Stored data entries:
====================
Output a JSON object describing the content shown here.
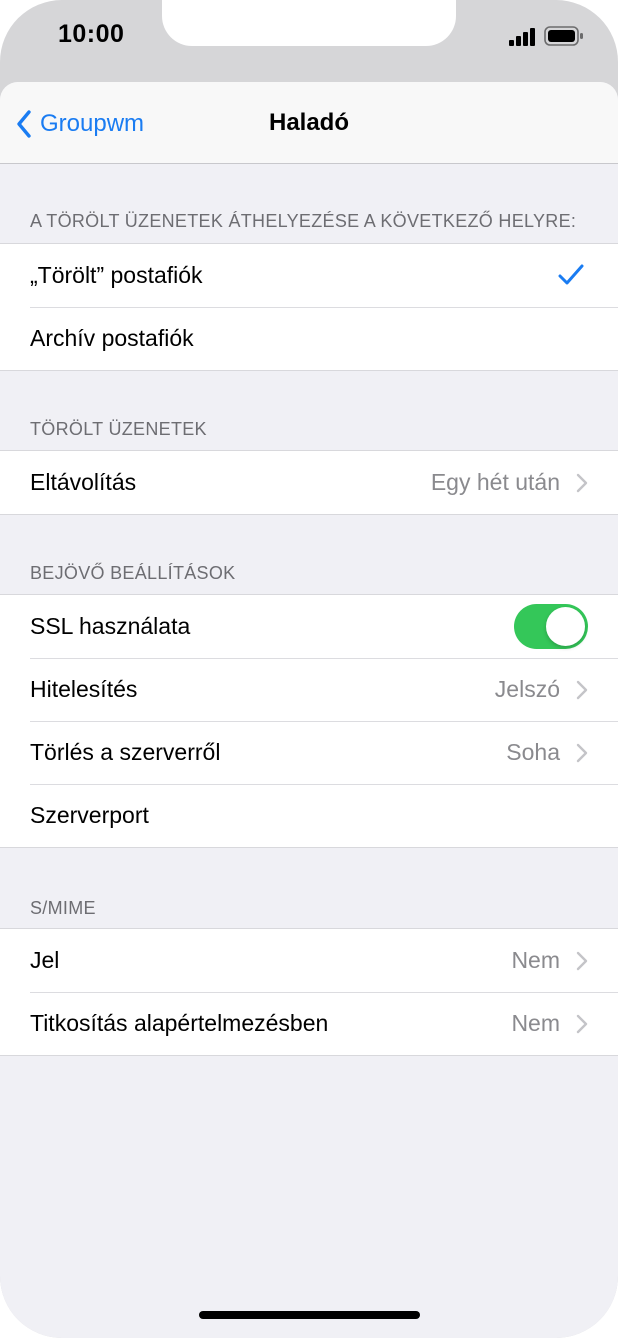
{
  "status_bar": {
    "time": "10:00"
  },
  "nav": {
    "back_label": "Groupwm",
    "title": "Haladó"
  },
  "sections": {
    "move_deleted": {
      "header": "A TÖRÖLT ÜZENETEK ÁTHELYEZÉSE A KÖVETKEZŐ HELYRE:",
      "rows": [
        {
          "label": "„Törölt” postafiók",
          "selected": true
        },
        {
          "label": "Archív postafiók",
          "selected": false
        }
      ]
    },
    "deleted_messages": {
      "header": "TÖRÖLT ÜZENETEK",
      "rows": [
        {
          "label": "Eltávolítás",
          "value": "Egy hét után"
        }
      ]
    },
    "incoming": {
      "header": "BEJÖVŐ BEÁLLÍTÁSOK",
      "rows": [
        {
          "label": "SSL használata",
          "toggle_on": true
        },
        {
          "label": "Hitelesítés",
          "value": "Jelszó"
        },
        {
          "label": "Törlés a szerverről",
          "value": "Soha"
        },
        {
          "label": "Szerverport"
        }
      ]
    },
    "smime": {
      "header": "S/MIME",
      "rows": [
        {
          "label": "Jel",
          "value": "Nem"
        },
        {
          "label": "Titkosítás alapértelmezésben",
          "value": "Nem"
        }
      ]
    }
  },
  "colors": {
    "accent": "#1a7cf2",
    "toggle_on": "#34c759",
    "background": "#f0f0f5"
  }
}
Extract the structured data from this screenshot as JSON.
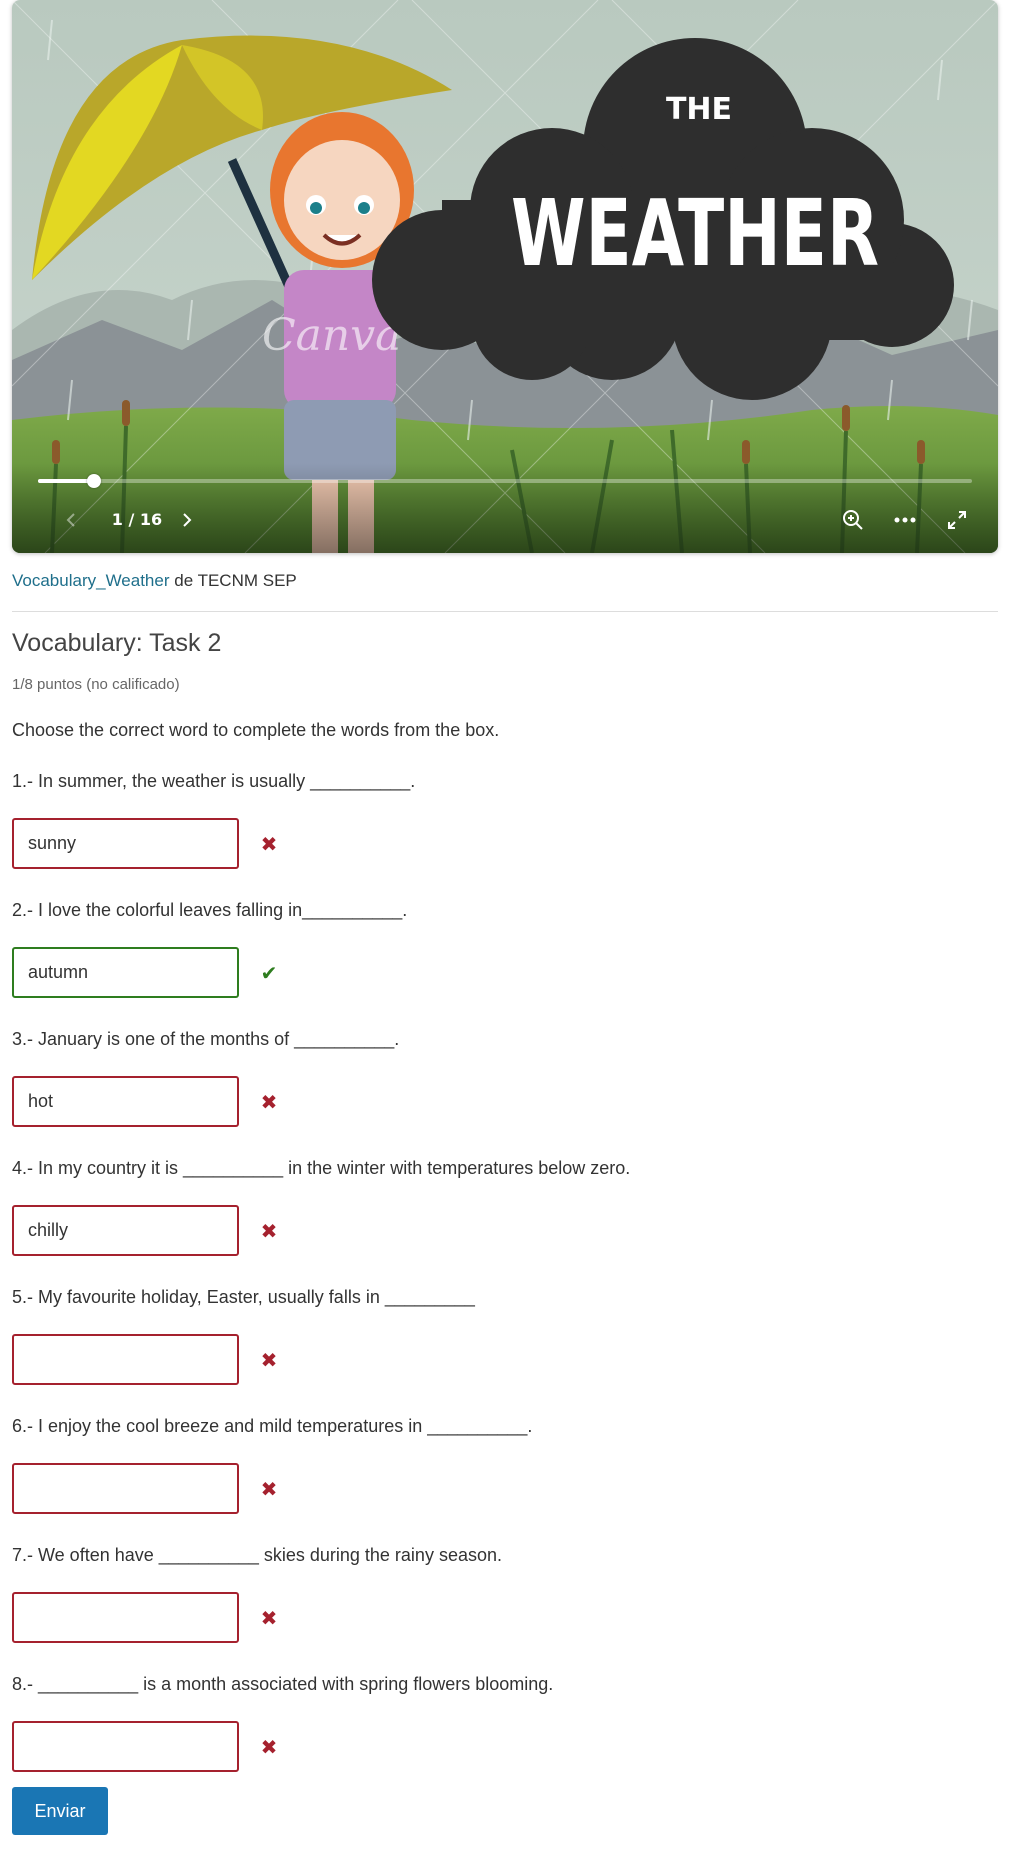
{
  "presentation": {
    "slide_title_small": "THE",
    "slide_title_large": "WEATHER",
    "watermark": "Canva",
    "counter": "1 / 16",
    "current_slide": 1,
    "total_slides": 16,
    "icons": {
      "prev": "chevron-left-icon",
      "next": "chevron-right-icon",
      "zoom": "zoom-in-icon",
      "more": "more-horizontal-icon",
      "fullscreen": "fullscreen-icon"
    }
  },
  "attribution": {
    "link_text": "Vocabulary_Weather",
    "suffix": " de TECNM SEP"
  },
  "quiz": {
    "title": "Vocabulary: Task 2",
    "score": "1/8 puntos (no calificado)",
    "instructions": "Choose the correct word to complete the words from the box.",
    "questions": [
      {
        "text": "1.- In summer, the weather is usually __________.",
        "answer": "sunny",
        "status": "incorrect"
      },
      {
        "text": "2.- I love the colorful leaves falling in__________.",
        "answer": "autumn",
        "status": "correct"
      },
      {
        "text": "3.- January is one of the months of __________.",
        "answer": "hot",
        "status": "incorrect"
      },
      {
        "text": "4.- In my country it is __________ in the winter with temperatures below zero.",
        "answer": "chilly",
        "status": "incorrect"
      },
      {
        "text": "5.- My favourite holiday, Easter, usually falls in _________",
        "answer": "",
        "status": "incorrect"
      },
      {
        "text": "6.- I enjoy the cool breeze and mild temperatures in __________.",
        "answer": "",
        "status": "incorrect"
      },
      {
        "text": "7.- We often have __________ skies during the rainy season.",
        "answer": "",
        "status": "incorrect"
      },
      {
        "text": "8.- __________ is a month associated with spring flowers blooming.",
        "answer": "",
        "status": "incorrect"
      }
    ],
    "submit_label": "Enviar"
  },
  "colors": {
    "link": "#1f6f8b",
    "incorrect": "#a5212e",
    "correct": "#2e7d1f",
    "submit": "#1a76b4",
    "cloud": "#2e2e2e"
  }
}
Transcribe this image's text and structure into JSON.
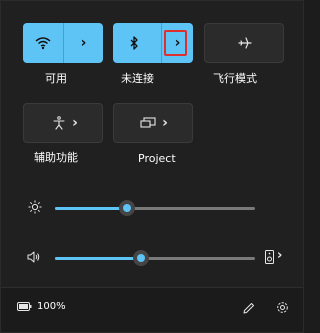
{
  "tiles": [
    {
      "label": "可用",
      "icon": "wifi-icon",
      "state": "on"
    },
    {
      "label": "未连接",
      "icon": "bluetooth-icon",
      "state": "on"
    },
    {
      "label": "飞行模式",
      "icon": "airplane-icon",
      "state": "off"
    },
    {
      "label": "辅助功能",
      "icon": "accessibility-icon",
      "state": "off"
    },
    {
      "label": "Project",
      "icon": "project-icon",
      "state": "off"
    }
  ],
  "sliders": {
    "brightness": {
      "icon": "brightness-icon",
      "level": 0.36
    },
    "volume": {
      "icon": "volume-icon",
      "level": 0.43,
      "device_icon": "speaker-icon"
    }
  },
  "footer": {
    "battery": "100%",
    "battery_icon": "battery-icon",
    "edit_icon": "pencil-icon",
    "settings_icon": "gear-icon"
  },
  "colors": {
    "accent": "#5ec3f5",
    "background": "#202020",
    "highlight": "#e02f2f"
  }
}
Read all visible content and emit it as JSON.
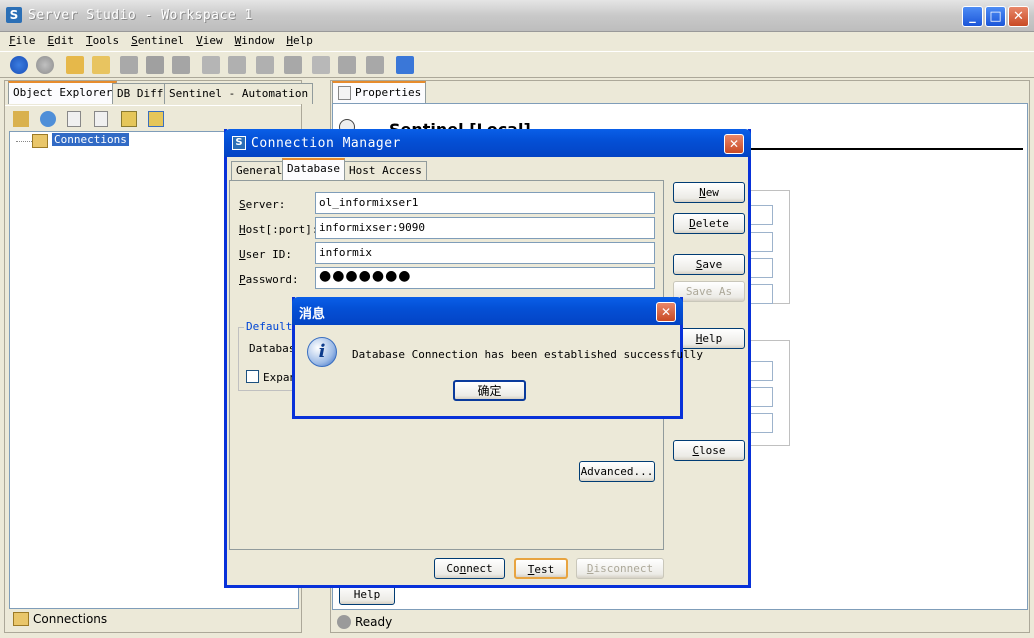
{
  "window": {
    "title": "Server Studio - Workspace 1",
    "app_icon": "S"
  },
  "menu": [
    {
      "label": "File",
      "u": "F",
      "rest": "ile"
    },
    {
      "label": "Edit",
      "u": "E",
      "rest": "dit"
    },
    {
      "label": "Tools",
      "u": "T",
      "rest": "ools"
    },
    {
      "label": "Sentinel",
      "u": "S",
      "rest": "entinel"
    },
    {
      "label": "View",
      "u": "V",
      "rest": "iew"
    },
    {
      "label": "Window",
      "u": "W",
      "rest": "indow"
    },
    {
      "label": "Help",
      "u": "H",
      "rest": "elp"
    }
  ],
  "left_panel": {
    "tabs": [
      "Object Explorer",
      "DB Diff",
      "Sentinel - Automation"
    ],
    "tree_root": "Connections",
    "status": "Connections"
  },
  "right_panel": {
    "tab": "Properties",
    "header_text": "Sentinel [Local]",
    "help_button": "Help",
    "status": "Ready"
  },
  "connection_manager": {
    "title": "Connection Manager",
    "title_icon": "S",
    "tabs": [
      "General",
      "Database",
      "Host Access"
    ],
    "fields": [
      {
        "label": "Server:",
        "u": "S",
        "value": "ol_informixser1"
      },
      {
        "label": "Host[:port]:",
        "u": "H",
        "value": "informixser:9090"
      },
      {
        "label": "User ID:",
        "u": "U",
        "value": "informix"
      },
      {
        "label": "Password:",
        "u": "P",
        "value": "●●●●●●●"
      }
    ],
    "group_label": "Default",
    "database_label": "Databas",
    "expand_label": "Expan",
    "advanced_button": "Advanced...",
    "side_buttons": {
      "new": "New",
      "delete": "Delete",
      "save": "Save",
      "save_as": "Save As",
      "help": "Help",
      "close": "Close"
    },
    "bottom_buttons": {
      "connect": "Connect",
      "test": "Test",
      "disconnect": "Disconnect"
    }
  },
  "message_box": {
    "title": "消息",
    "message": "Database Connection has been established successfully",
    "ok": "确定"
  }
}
====================
Find the word "Help" in the entries above and gather every line that holds it.

      "label": "Help",
    "help_button": "Help",
      "help": "Help",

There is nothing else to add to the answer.